■ **MATERIAL PROVIDED**:
════════

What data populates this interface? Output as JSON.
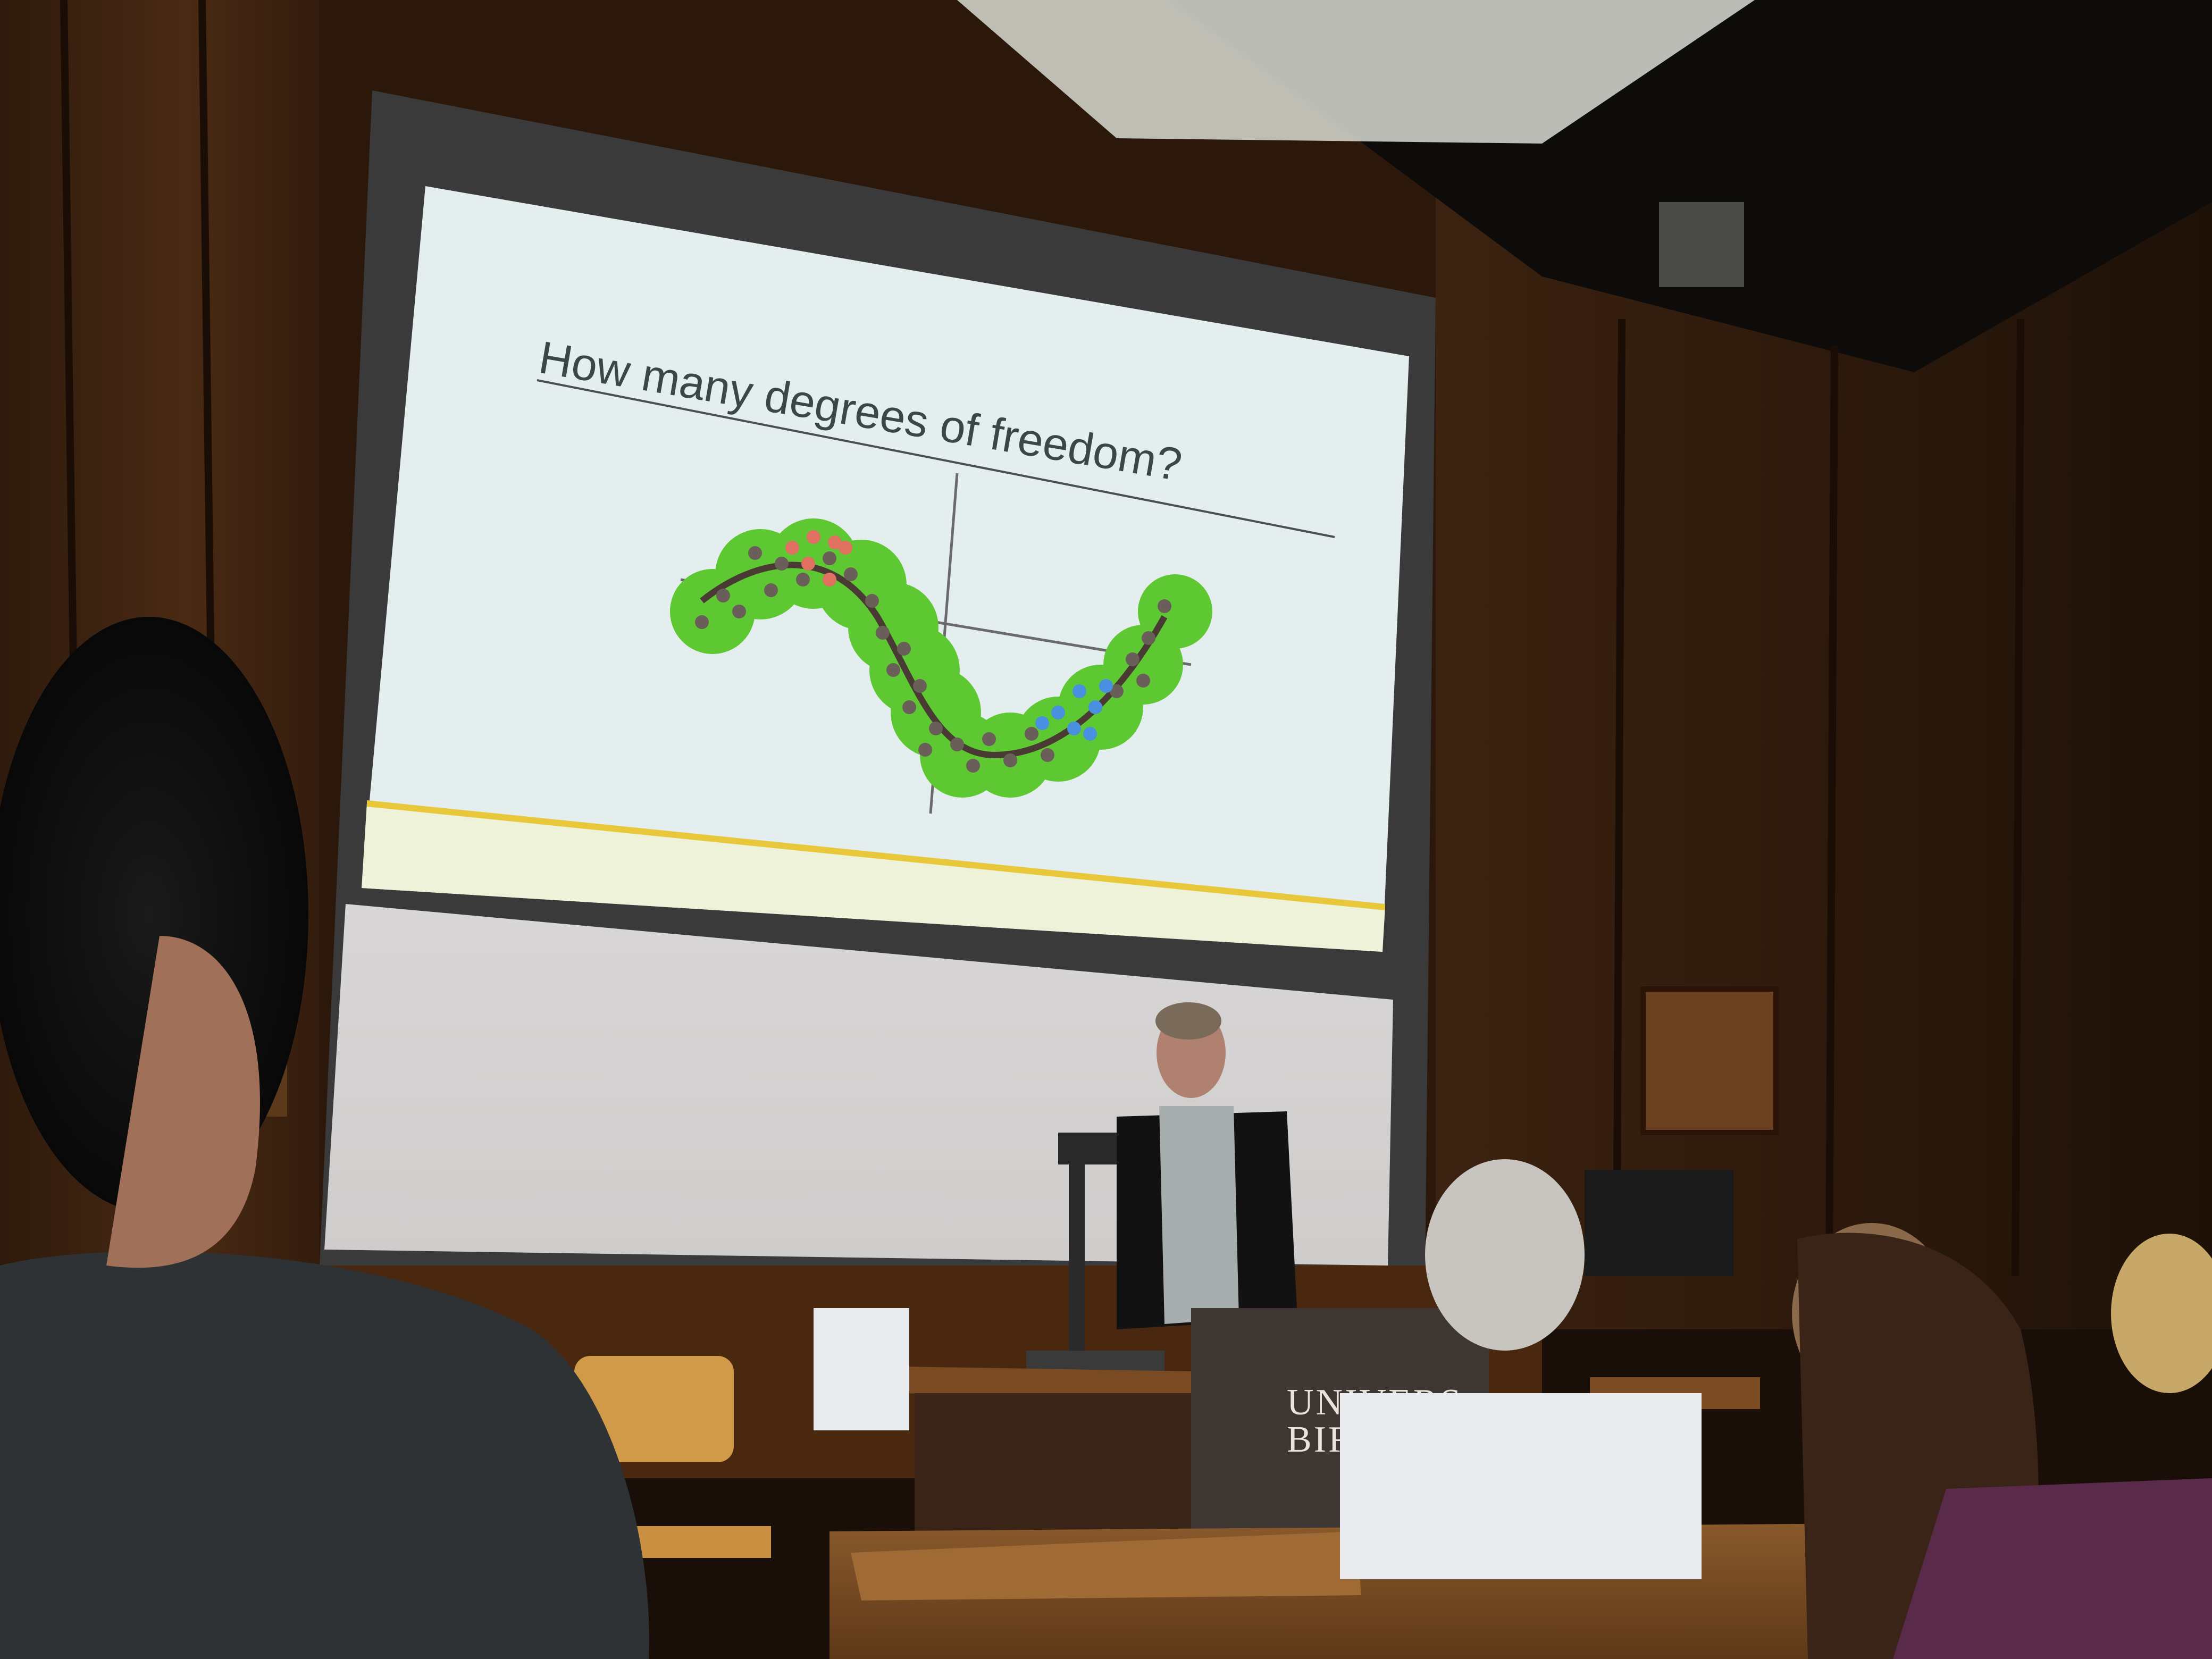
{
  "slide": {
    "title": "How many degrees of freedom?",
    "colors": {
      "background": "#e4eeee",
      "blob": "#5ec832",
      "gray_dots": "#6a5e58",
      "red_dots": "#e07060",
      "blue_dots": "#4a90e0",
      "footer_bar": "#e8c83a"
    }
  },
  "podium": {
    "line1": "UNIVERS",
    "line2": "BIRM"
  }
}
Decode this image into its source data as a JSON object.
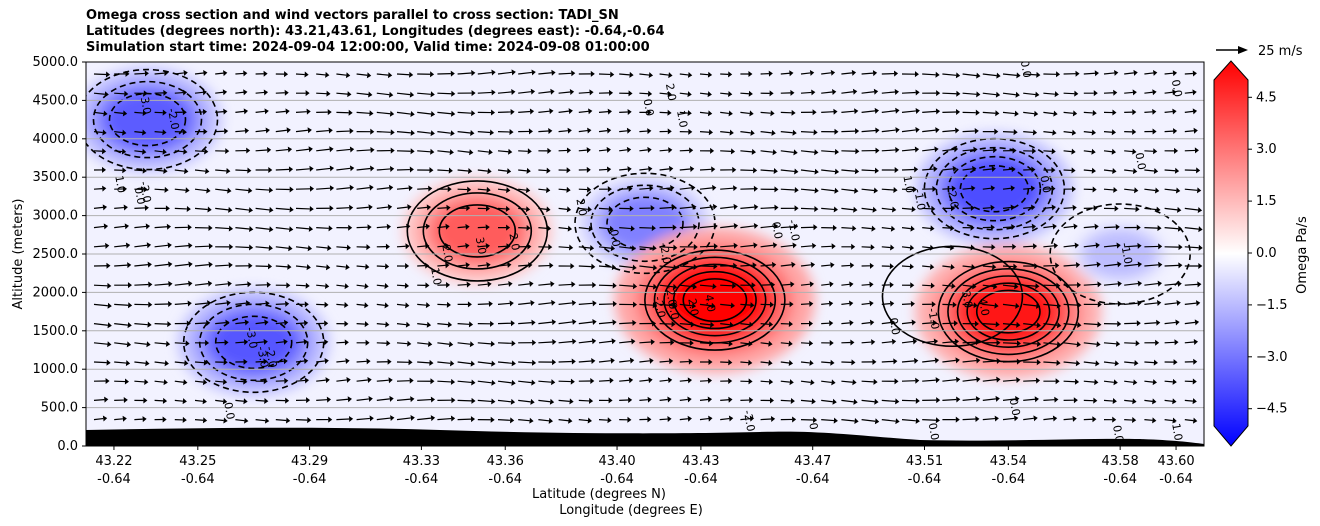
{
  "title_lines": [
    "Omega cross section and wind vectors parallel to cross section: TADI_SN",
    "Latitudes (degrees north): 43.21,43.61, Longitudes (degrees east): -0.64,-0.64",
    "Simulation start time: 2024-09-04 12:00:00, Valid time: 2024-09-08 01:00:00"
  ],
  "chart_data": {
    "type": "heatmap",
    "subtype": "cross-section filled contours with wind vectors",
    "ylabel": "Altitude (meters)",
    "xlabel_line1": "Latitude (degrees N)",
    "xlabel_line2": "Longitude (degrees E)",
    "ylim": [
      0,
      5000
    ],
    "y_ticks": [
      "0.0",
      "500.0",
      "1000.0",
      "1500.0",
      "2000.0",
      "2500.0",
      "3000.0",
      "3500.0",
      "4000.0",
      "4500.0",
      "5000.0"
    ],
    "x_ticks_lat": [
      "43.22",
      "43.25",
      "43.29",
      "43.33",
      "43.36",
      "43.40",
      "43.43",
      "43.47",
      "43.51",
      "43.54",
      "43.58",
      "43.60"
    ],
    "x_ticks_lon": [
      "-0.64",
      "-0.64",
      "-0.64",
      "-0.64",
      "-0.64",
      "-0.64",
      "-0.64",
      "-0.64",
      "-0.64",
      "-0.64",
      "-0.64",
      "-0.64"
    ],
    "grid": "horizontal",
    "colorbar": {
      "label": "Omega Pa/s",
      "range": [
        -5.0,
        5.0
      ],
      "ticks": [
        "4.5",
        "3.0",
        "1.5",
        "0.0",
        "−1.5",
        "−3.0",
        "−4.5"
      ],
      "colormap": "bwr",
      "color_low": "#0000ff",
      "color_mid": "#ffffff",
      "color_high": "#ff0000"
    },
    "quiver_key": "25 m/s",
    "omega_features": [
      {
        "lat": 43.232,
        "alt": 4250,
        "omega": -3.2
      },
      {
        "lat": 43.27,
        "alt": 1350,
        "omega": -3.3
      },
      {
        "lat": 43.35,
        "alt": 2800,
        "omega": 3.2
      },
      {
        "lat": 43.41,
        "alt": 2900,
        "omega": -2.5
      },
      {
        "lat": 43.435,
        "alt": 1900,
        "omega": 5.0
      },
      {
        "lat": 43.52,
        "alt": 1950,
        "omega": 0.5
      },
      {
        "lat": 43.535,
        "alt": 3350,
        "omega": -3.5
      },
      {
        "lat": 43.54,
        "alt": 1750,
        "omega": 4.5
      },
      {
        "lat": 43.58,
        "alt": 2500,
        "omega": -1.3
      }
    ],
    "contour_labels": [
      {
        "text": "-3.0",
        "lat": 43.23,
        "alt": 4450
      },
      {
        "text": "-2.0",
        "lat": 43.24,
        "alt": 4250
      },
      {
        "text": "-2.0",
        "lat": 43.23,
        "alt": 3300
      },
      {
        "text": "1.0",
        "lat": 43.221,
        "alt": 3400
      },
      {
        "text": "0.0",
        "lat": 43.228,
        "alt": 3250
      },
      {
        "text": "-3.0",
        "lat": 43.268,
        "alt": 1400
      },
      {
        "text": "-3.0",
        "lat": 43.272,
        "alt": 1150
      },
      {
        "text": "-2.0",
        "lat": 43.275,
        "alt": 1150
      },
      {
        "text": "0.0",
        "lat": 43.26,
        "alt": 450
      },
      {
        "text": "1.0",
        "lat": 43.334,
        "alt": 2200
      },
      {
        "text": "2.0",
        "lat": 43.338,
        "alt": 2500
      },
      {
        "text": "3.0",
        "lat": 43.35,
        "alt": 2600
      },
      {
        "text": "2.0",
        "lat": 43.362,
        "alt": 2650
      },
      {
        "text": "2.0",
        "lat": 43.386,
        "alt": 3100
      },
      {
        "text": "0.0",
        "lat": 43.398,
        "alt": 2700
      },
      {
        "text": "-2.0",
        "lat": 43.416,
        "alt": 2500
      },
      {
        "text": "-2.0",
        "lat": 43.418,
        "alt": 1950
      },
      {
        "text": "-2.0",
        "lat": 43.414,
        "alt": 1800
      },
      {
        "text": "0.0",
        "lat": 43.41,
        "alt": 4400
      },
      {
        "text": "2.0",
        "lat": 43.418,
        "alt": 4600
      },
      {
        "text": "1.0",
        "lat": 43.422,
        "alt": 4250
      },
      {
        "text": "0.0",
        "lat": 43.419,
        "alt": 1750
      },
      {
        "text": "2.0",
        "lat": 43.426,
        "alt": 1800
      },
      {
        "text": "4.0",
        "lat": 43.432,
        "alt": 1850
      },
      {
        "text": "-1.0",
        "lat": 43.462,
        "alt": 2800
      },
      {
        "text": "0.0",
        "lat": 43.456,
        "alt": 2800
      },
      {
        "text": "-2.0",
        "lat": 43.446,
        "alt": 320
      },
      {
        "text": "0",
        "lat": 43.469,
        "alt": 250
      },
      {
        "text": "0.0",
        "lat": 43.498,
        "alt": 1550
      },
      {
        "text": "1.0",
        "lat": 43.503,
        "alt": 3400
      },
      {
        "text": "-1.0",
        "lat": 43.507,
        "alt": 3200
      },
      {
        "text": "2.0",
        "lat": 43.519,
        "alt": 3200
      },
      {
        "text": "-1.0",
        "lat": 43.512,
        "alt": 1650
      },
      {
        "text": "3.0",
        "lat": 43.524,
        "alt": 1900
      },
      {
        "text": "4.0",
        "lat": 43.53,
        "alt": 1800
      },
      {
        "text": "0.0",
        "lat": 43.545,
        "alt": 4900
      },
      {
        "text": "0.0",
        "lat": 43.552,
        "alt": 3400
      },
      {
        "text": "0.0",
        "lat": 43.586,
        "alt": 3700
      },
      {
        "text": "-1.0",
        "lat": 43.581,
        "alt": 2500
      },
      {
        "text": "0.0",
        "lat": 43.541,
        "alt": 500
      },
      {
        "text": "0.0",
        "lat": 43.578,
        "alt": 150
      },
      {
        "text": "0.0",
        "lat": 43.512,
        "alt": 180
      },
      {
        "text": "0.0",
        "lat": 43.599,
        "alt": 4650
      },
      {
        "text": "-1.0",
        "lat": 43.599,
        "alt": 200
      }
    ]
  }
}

════════

■ **REQUIRED WORK**: Give nothing but the number of lines containing the string "wind".

■ **SOLUTION BELOW**: 2